* Start RECORDS SHOWN *

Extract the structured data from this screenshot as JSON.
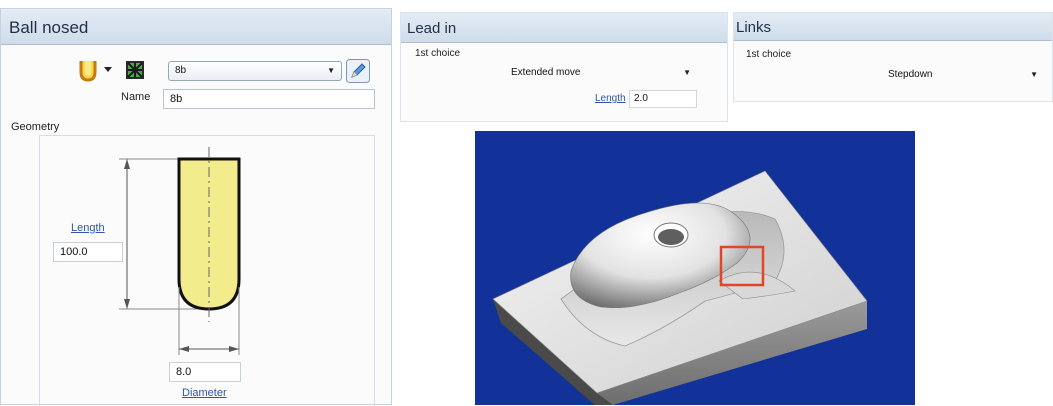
{
  "ball_nosed": {
    "title": "Ball nosed",
    "tool_combo_value": "8b",
    "name_label": "Name",
    "name_value": "8b",
    "geometry_label": "Geometry",
    "length_link": "Length",
    "length_value": "100.0",
    "diameter_value": "8.0",
    "diameter_link": "Diameter"
  },
  "lead_in": {
    "title": "Lead in",
    "choice_label": "1st choice",
    "choice_value": "Extended move",
    "length_link": "Length",
    "length_value": "2.0"
  },
  "links": {
    "title": "Links",
    "choice_label": "1st choice",
    "choice_value": "Stepdown"
  },
  "colors": {
    "title_bar": "#cedcea",
    "tool_fill": "#f3ec8c",
    "viewport_bg": "#12329a",
    "highlight": "#e1452c",
    "link": "#2f55a4"
  },
  "icons": [
    "ball-nose-tool-icon",
    "tool-holder-icon",
    "edit-pencil-icon",
    "dropdown-arrow-icon"
  ]
}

* End RECORDS SHOWN *

◆ WHAT IS BEING ASKED ◆
Write out every entry again word for word, without any of the pictures.

◆ RESULT ◆
Extract the structured data from this screenshot as JSON.
{
  "ball_nosed": {
    "title": "Ball nosed",
    "tool_combo_value": "8b",
    "name_label": "Name",
    "name_value": "8b",
    "geometry_label": "Geometry",
    "length_link": "Length",
    "length_value": "100.0",
    "diameter_value": "8.0",
    "diameter_link": "Diameter"
  },
  "lead_in": {
    "title": "Lead in",
    "choice_label": "1st choice",
    "choice_value": "Extended move",
    "length_link": "Length",
    "length_value": "2.0"
  },
  "links": {
    "title": "Links",
    "choice_label": "1st choice",
    "choice_value": "Stepdown"
  },
  "colors": {
    "title_bar": "#cedcea",
    "tool_fill": "#f3ec8c",
    "viewport_bg": "#12329a",
    "highlight": "#e1452c",
    "link": "#2f55a4"
  },
  "icons": [
    "ball-nose-tool-icon",
    "tool-holder-icon",
    "edit-pencil-icon",
    "dropdown-arrow-icon"
  ]
}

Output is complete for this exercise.